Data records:
········
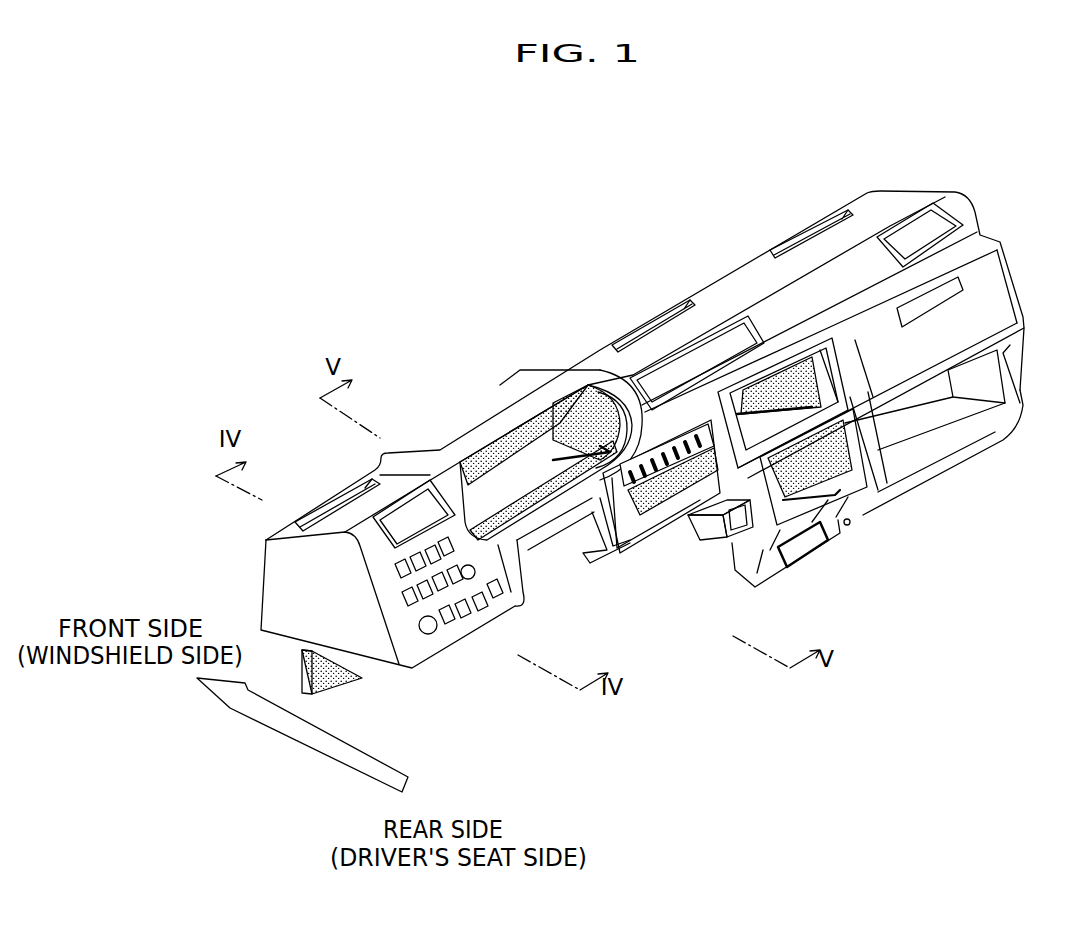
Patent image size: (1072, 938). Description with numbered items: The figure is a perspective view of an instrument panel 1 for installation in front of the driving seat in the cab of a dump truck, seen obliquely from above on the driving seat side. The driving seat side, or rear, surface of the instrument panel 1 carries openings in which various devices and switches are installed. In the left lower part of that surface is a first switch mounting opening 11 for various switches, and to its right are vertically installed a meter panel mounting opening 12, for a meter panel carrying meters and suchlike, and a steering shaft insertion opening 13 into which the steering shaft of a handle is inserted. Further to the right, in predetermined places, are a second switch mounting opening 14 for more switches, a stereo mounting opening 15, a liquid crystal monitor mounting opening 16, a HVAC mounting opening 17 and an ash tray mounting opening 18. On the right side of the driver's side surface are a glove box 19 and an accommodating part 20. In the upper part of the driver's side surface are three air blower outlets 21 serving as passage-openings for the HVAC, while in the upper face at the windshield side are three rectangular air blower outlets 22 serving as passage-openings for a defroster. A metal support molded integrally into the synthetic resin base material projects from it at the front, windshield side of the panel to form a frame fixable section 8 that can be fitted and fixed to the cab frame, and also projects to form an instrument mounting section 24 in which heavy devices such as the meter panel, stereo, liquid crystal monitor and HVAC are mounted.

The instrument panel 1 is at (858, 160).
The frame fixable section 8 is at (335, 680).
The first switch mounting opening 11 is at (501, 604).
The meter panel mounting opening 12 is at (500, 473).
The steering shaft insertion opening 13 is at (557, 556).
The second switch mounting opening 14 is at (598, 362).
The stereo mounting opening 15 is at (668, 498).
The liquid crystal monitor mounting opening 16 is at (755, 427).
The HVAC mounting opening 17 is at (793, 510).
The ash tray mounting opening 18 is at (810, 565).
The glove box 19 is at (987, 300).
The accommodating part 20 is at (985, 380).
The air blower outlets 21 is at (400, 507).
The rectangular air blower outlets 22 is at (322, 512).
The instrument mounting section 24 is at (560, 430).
········
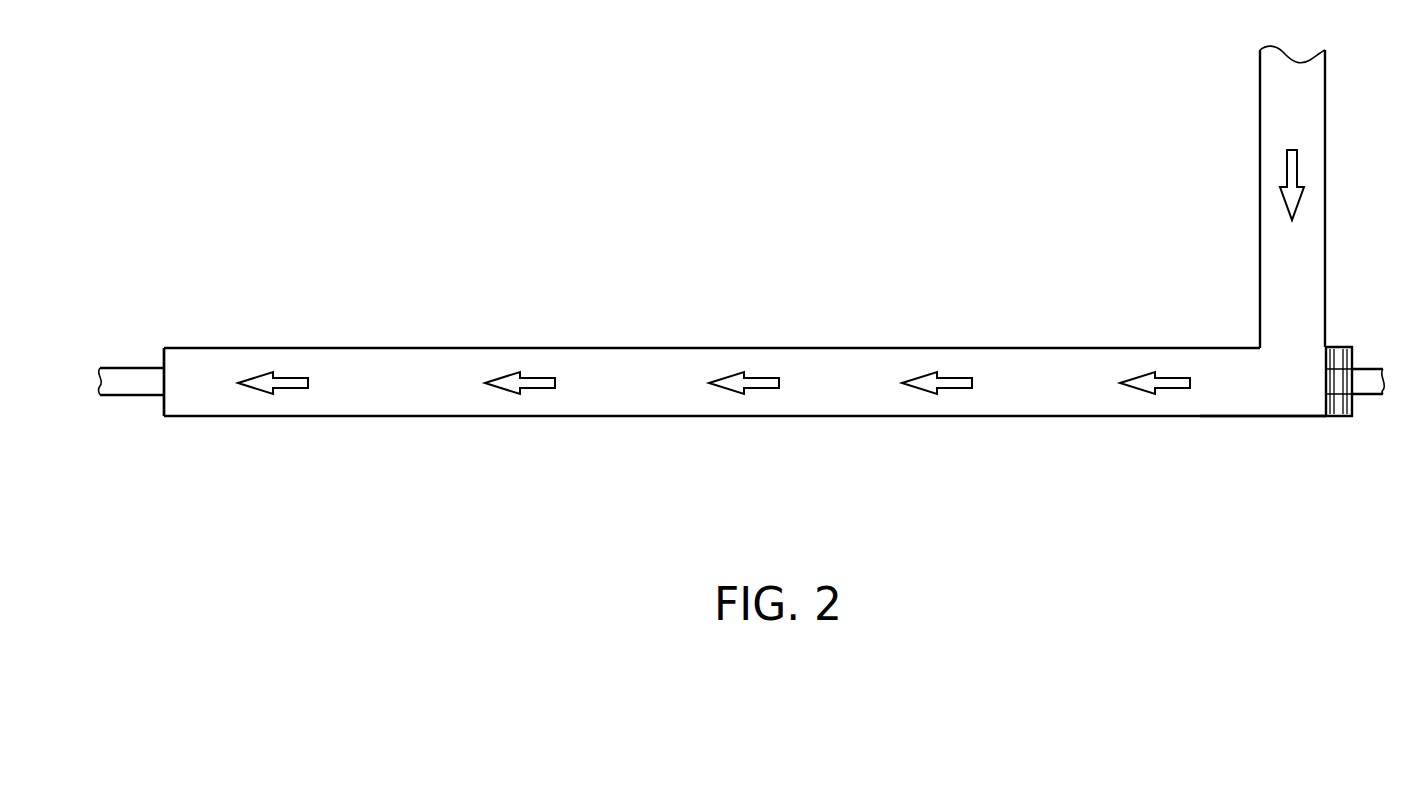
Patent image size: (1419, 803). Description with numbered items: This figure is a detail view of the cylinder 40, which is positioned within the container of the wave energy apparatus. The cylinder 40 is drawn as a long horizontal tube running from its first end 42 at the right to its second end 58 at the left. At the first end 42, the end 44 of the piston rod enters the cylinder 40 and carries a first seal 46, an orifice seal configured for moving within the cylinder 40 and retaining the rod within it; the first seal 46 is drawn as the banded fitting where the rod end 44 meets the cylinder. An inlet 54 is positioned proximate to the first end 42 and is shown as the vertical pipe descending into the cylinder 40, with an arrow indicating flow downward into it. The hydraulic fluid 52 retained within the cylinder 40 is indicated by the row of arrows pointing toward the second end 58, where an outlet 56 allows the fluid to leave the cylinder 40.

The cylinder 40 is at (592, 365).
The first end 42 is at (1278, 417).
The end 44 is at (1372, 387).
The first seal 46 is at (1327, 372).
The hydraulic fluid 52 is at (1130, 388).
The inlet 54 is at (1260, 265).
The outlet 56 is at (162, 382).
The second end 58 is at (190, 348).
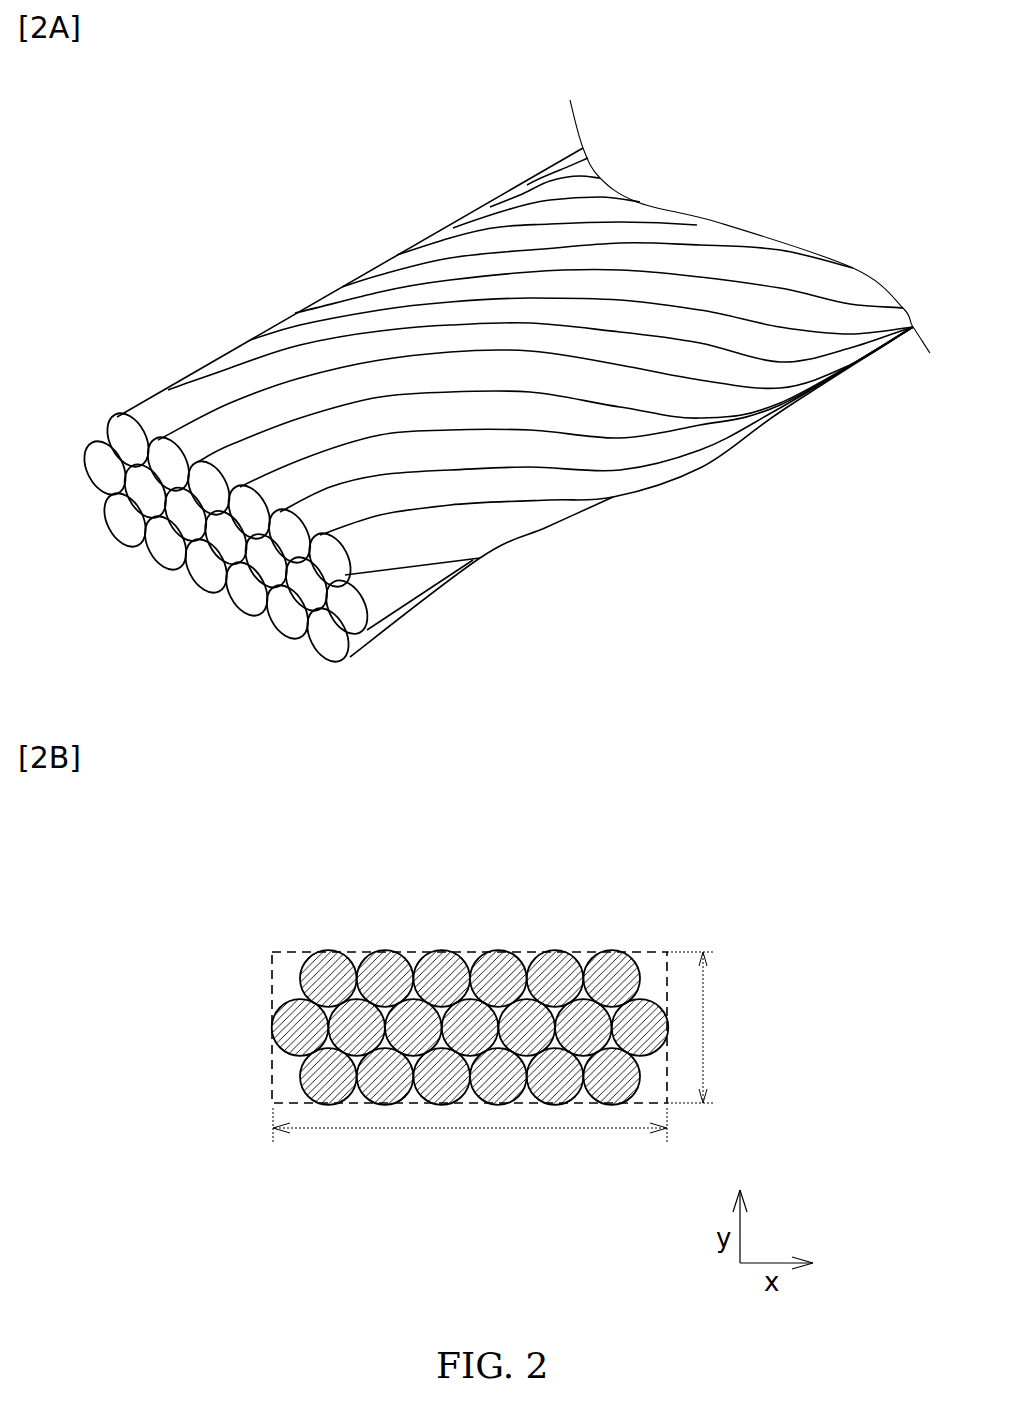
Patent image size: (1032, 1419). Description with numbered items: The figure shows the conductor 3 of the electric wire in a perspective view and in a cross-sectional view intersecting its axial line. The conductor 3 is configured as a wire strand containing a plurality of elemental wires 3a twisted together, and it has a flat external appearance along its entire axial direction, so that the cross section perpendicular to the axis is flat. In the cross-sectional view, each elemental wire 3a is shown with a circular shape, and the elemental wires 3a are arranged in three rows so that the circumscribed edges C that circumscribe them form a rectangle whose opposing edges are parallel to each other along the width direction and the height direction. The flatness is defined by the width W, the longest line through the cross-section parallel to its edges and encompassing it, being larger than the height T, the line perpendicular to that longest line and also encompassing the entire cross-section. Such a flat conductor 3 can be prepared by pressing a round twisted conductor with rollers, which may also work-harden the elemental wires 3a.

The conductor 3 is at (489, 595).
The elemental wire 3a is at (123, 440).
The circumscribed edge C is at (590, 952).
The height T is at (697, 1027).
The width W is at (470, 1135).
········
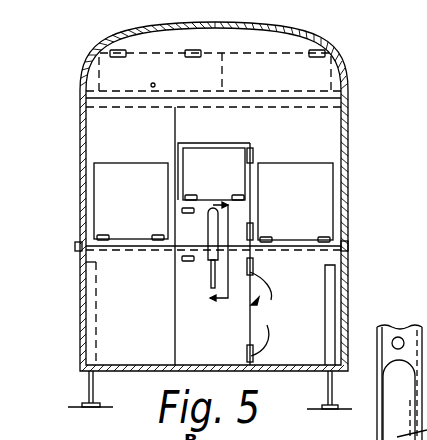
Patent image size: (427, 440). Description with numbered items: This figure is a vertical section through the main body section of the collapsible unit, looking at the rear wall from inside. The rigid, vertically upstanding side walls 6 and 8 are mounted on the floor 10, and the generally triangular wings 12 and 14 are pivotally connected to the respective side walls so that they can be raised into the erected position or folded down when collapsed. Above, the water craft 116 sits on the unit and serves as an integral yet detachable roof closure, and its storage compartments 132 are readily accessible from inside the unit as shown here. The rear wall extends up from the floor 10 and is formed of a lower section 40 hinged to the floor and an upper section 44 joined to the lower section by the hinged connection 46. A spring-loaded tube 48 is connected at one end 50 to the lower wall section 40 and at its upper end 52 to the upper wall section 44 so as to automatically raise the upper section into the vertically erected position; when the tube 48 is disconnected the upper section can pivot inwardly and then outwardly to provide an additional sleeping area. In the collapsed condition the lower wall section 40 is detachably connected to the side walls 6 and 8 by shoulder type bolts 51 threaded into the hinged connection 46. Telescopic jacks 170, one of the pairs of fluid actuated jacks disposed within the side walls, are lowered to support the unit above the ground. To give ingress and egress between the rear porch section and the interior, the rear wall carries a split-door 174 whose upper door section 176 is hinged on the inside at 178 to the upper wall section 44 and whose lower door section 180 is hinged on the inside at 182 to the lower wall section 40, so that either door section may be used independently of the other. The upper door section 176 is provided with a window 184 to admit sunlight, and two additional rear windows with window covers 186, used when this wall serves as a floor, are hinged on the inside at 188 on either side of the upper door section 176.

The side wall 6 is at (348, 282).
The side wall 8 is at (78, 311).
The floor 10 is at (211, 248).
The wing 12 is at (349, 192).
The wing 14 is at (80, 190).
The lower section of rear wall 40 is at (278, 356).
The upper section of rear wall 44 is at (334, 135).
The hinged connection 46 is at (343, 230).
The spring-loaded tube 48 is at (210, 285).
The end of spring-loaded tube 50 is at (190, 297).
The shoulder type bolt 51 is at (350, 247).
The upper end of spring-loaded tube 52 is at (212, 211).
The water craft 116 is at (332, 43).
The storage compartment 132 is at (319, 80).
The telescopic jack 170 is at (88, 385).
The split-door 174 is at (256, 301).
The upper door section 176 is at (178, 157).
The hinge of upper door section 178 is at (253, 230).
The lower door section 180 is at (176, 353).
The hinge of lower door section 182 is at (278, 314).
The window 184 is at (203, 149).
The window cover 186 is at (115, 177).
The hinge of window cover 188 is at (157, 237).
········
## Task description
List every line in the listing above that contains the word "height". Case counts.

## Task response
Patent image size: (1032, 1419). Description with numbered items: The figure shows the conductor 3 of the electric wire in a perspective view and in a cross-sectional view intersecting its axial line. The conductor 3 is configured as a wire strand containing a plurality of elemental wires 3a twisted together, and it has a flat external appearance along its entire axial direction, so that the cross section perpendicular to the axis is flat. In the cross-sectional view, each elemental wire 3a is shown with a circular shape, and the elemental wires 3a are arranged in three rows so that the circumscribed edges C that circumscribe them form a rectangle whose opposing edges are parallel to each other along the width direction and the height direction. The flatness is defined by the width W, the longest line through the cross-section parallel to its edges and encompassing it, being larger than the height T, the line perpendicular to that longest line and also encompassing the entire cross-section. Such a flat conductor 3 can be prepared by pressing a round twisted conductor with rollers, which may also work-harden the elemental wires 3a.
The height T is at (697, 1027).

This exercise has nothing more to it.